Among the entries, which lines carry the string "MgFe"? Copy each of them.

==============================

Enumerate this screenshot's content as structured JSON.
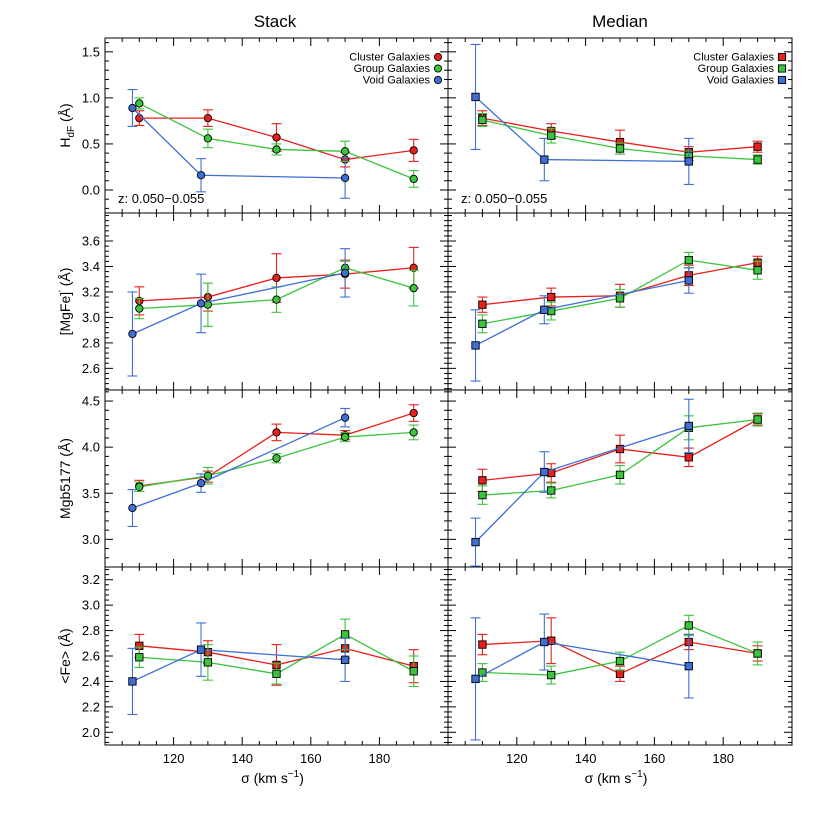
{
  "figure": {
    "columns": [
      "Stack",
      "Median"
    ],
    "xlabel": "σ (km s",
    "xlabel_sup": "−1",
    "xlabel_close": ")",
    "xticks": [
      "120",
      "140",
      "160",
      "180"
    ],
    "colors": {
      "cluster": "#e8201c",
      "group": "#3cc43c",
      "void": "#3f6fd6"
    },
    "legend": [
      "Cluster Galaxies",
      "Group Galaxies",
      "Void Galaxies"
    ],
    "redshift_label": "z: 0.050−0.055"
  },
  "chart_data": [
    {
      "type": "line",
      "panel": "HdF-stack",
      "column": "Stack",
      "marker": "circle",
      "ylabel": "H",
      "ylabel_sub": "dF",
      "ylabel_unit": " (Å)",
      "xlim": [
        100,
        200
      ],
      "ylim": [
        -0.25,
        1.65
      ],
      "yticks": [
        "0.0",
        "0.5",
        "1.0",
        "1.5"
      ],
      "series": [
        {
          "name": "Cluster Galaxies",
          "key": "cluster",
          "x": [
            110,
            130,
            150,
            170,
            190
          ],
          "y": [
            0.78,
            0.78,
            0.57,
            0.33,
            0.43
          ],
          "err": [
            0.08,
            0.09,
            0.15,
            0.08,
            0.12
          ]
        },
        {
          "name": "Group Galaxies",
          "key": "group",
          "x": [
            110,
            130,
            150,
            170,
            190
          ],
          "y": [
            0.94,
            0.56,
            0.44,
            0.42,
            0.12
          ],
          "err": [
            0.06,
            0.1,
            0.06,
            0.11,
            0.09
          ]
        },
        {
          "name": "Void Galaxies",
          "key": "void",
          "x": [
            108,
            128,
            170
          ],
          "y": [
            0.89,
            0.16,
            0.13
          ],
          "err": [
            0.2,
            0.18,
            0.22
          ]
        }
      ]
    },
    {
      "type": "line",
      "panel": "HdF-median",
      "column": "Median",
      "marker": "square",
      "xlim": [
        100,
        200
      ],
      "ylim": [
        -0.25,
        1.65
      ],
      "series": [
        {
          "name": "Cluster Galaxies",
          "key": "cluster",
          "x": [
            110,
            130,
            150,
            170,
            190
          ],
          "y": [
            0.78,
            0.64,
            0.52,
            0.41,
            0.47
          ],
          "err": [
            0.08,
            0.08,
            0.13,
            0.06,
            0.06
          ]
        },
        {
          "name": "Group Galaxies",
          "key": "group",
          "x": [
            110,
            130,
            150,
            170,
            190
          ],
          "y": [
            0.76,
            0.59,
            0.45,
            0.37,
            0.33
          ],
          "err": [
            0.07,
            0.08,
            0.06,
            0.05,
            0.05
          ]
        },
        {
          "name": "Void Galaxies",
          "key": "void",
          "x": [
            108,
            128,
            170
          ],
          "y": [
            1.01,
            0.33,
            0.31
          ],
          "err": [
            0.57,
            0.23,
            0.25
          ]
        }
      ]
    },
    {
      "type": "line",
      "panel": "MgFe-stack",
      "column": "Stack",
      "marker": "circle",
      "ylabel": "[MgFe]",
      "ylabel_sup": "'",
      "ylabel_unit": " (Å)",
      "xlim": [
        100,
        200
      ],
      "ylim": [
        2.43,
        3.82
      ],
      "yticks": [
        "2.6",
        "2.8",
        "3.0",
        "3.2",
        "3.4",
        "3.6"
      ],
      "series": [
        {
          "name": "Cluster Galaxies",
          "key": "cluster",
          "x": [
            110,
            130,
            150,
            170,
            190
          ],
          "y": [
            3.13,
            3.16,
            3.31,
            3.34,
            3.39
          ],
          "err": [
            0.11,
            0.11,
            0.19,
            0.11,
            0.16
          ]
        },
        {
          "name": "Group Galaxies",
          "key": "group",
          "x": [
            110,
            130,
            150,
            170,
            190
          ],
          "y": [
            3.07,
            3.1,
            3.14,
            3.39,
            3.23
          ],
          "err": [
            0.08,
            0.17,
            0.1,
            0.05,
            0.14
          ]
        },
        {
          "name": "Void Galaxies",
          "key": "void",
          "x": [
            108,
            128,
            170
          ],
          "y": [
            2.87,
            3.11,
            3.35
          ],
          "err": [
            0.33,
            0.23,
            0.19
          ]
        }
      ]
    },
    {
      "type": "line",
      "panel": "MgFe-median",
      "column": "Median",
      "marker": "square",
      "xlim": [
        100,
        200
      ],
      "ylim": [
        2.43,
        3.82
      ],
      "series": [
        {
          "name": "Cluster Galaxies",
          "key": "cluster",
          "x": [
            110,
            130,
            150,
            170,
            190
          ],
          "y": [
            3.1,
            3.16,
            3.17,
            3.33,
            3.43
          ],
          "err": [
            0.06,
            0.07,
            0.09,
            0.08,
            0.05
          ]
        },
        {
          "name": "Group Galaxies",
          "key": "group",
          "x": [
            110,
            130,
            150,
            170,
            190
          ],
          "y": [
            2.95,
            3.05,
            3.15,
            3.45,
            3.37
          ],
          "err": [
            0.07,
            0.07,
            0.07,
            0.06,
            0.07
          ]
        },
        {
          "name": "Void Galaxies",
          "key": "void",
          "x": [
            108,
            128,
            170
          ],
          "y": [
            2.78,
            3.06,
            3.29
          ],
          "err": [
            0.28,
            0.11,
            0.1
          ]
        }
      ]
    },
    {
      "type": "line",
      "panel": "Mgb-stack",
      "column": "Stack",
      "marker": "circle",
      "ylabel": "Mgb5177",
      "ylabel_unit": " (Å)",
      "xlim": [
        100,
        200
      ],
      "ylim": [
        2.7,
        4.62
      ],
      "yticks": [
        "3.0",
        "3.5",
        "4.0",
        "4.5"
      ],
      "series": [
        {
          "name": "Cluster Galaxies",
          "key": "cluster",
          "x": [
            110,
            130,
            150,
            170,
            190
          ],
          "y": [
            3.58,
            3.68,
            4.16,
            4.13,
            4.37
          ],
          "err": [
            0.06,
            0.06,
            0.09,
            0.05,
            0.09
          ]
        },
        {
          "name": "Group Galaxies",
          "key": "group",
          "x": [
            110,
            130,
            150,
            170,
            190
          ],
          "y": [
            3.57,
            3.69,
            3.88,
            4.11,
            4.16
          ],
          "err": [
            0.05,
            0.09,
            0.05,
            0.05,
            0.08
          ]
        },
        {
          "name": "Void Galaxies",
          "key": "void",
          "x": [
            108,
            128,
            170
          ],
          "y": [
            3.34,
            3.61,
            4.32
          ],
          "err": [
            0.2,
            0.1,
            0.1
          ]
        }
      ]
    },
    {
      "type": "line",
      "panel": "Mgb-median",
      "column": "Median",
      "marker": "square",
      "xlim": [
        100,
        200
      ],
      "ylim": [
        2.7,
        4.62
      ],
      "series": [
        {
          "name": "Cluster Galaxies",
          "key": "cluster",
          "x": [
            110,
            130,
            150,
            170,
            190
          ],
          "y": [
            3.64,
            3.72,
            3.98,
            3.89,
            4.3
          ],
          "err": [
            0.12,
            0.1,
            0.15,
            0.1,
            0.06
          ]
        },
        {
          "name": "Group Galaxies",
          "key": "group",
          "x": [
            110,
            130,
            150,
            170,
            190
          ],
          "y": [
            3.48,
            3.53,
            3.7,
            4.21,
            4.3
          ],
          "err": [
            0.1,
            0.08,
            0.1,
            0.13,
            0.07
          ]
        },
        {
          "name": "Void Galaxies",
          "key": "void",
          "x": [
            108,
            128,
            170
          ],
          "y": [
            2.97,
            3.73,
            4.23
          ],
          "err": [
            0.26,
            0.22,
            0.29
          ]
        }
      ]
    },
    {
      "type": "line",
      "panel": "Fe-stack",
      "column": "Stack",
      "marker": "square",
      "ylabel": "<Fe>",
      "ylabel_unit": " (Å)",
      "xlim": [
        100,
        200
      ],
      "ylim": [
        1.9,
        3.3
      ],
      "yticks": [
        "2.0",
        "2.2",
        "2.4",
        "2.6",
        "2.8",
        "3.0",
        "3.2"
      ],
      "series": [
        {
          "name": "Cluster Galaxies",
          "key": "cluster",
          "x": [
            110,
            130,
            150,
            170,
            190
          ],
          "y": [
            2.68,
            2.63,
            2.53,
            2.66,
            2.52
          ],
          "err": [
            0.09,
            0.09,
            0.16,
            0.08,
            0.13
          ]
        },
        {
          "name": "Group Galaxies",
          "key": "group",
          "x": [
            110,
            130,
            150,
            170,
            190
          ],
          "y": [
            2.59,
            2.55,
            2.46,
            2.77,
            2.48
          ],
          "err": [
            0.08,
            0.14,
            0.08,
            0.12,
            0.12
          ]
        },
        {
          "name": "Void Galaxies",
          "key": "void",
          "x": [
            108,
            128,
            170
          ],
          "y": [
            2.4,
            2.65,
            2.57
          ],
          "err": [
            0.26,
            0.21,
            0.17
          ]
        }
      ]
    },
    {
      "type": "line",
      "panel": "Fe-median",
      "column": "Median",
      "marker": "square",
      "xlim": [
        100,
        200
      ],
      "ylim": [
        1.9,
        3.3
      ],
      "series": [
        {
          "name": "Cluster Galaxies",
          "key": "cluster",
          "x": [
            110,
            130,
            150,
            170,
            190
          ],
          "y": [
            2.69,
            2.72,
            2.46,
            2.71,
            2.62
          ],
          "err": [
            0.08,
            0.18,
            0.06,
            0.06,
            0.06
          ]
        },
        {
          "name": "Group Galaxies",
          "key": "group",
          "x": [
            110,
            130,
            150,
            170,
            190
          ],
          "y": [
            2.47,
            2.45,
            2.56,
            2.84,
            2.62
          ],
          "err": [
            0.07,
            0.07,
            0.07,
            0.08,
            0.09
          ]
        },
        {
          "name": "Void Galaxies",
          "key": "void",
          "x": [
            108,
            128,
            170
          ],
          "y": [
            2.42,
            2.71,
            2.52
          ],
          "err": [
            0.48,
            0.22,
            0.25
          ]
        }
      ]
    }
  ]
}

==============================

*Reply*.
      "panel": "MgFe-stack",
      "ylabel": "[MgFe]",
      "panel": "MgFe-median",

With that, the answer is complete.